# Start of Task inputs

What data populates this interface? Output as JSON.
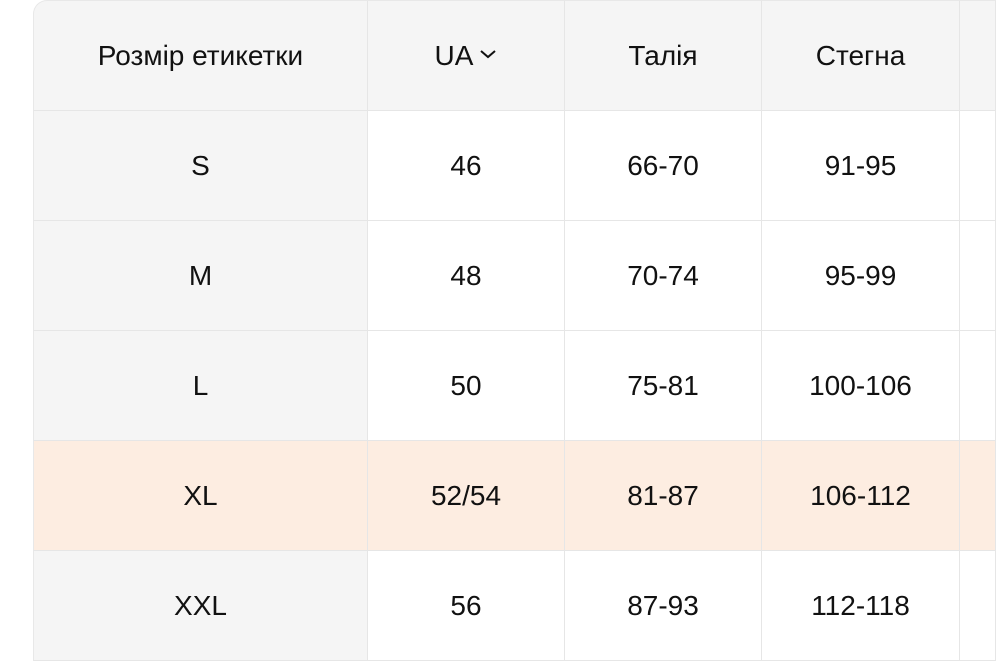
{
  "colors": {
    "header_bg": "#f5f5f5",
    "highlight_row": "#fdede1",
    "border": "#e6e6e6"
  },
  "headers": [
    "Розмір етикетки",
    "UA",
    "Талія",
    "Стегна",
    ""
  ],
  "ua_icon": "chevron-down-icon",
  "rows": [
    {
      "label": "S",
      "ua": "46",
      "waist": "66-70",
      "hips": "91-95"
    },
    {
      "label": "M",
      "ua": "48",
      "waist": "70-74",
      "hips": "95-99"
    },
    {
      "label": "L",
      "ua": "50",
      "waist": "75-81",
      "hips": "100-106"
    },
    {
      "label": "XL",
      "ua": "52/54",
      "waist": "81-87",
      "hips": "106-112",
      "highlighted": true
    },
    {
      "label": "XXL",
      "ua": "56",
      "waist": "87-93",
      "hips": "112-118"
    }
  ]
}
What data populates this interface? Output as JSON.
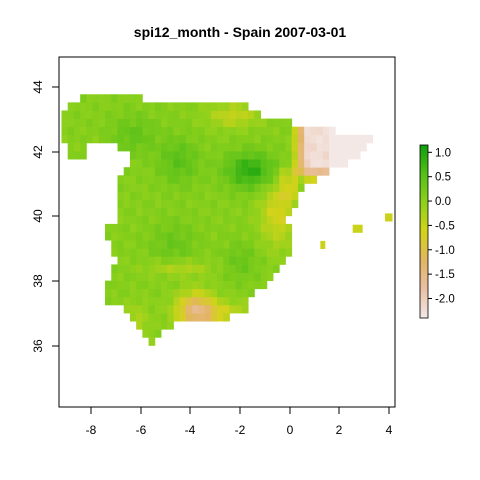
{
  "title": "spi12_month - Spain 2007-03-01",
  "map": {
    "lon_range": [
      -9.3,
      4.2
    ],
    "lat_range": [
      34.0,
      44.8
    ],
    "x_ticks": [
      "-8",
      "-6",
      "-4",
      "-2",
      "0",
      "2",
      "4"
    ],
    "y_ticks": [
      "44",
      "42",
      "40",
      "38",
      "36"
    ]
  },
  "legend": {
    "ticks": [
      "1.0",
      "0.5",
      "0.0",
      "-0.5",
      "-1.0",
      "-1.5",
      "-2.0"
    ],
    "range": [
      -2.4,
      1.15
    ],
    "colors": [
      "#f4e8e6",
      "#e9c0a4",
      "#e3b463",
      "#d3d31a",
      "#8ed11c",
      "#55bf19",
      "#0e9e0d"
    ]
  }
}
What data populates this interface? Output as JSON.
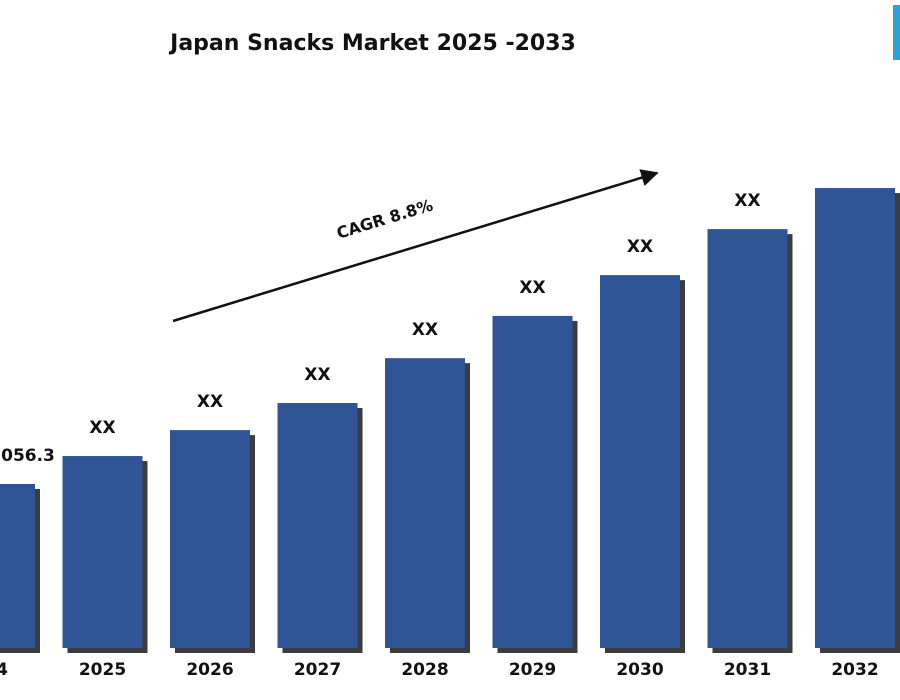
{
  "chart_data": {
    "type": "bar",
    "title": "Japan Snacks Market 2025 -2033",
    "annotation": "CAGR 8.8%",
    "categories": [
      "4",
      "2025",
      "2026",
      "2027",
      "2028",
      "2029",
      "2030",
      "2031",
      "2032"
    ],
    "values": [
      56.3,
      65.9,
      74.8,
      84.1,
      99.5,
      114,
      128,
      143.8,
      157.9
    ],
    "value_labels": [
      "056.3",
      "XX",
      "XX",
      "XX",
      "XX",
      "XX",
      "XX",
      "XX",
      null
    ],
    "color": "#2f5597"
  }
}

# End of Task inputs

* Set problem: From the data, collect all lines where the string "hips" appears.

* Worked answer:
      "hips": "91-95"
      "hips": "95-99"
      "hips": "100-106"
      "hips": "106-112",
      "hips": "112-118"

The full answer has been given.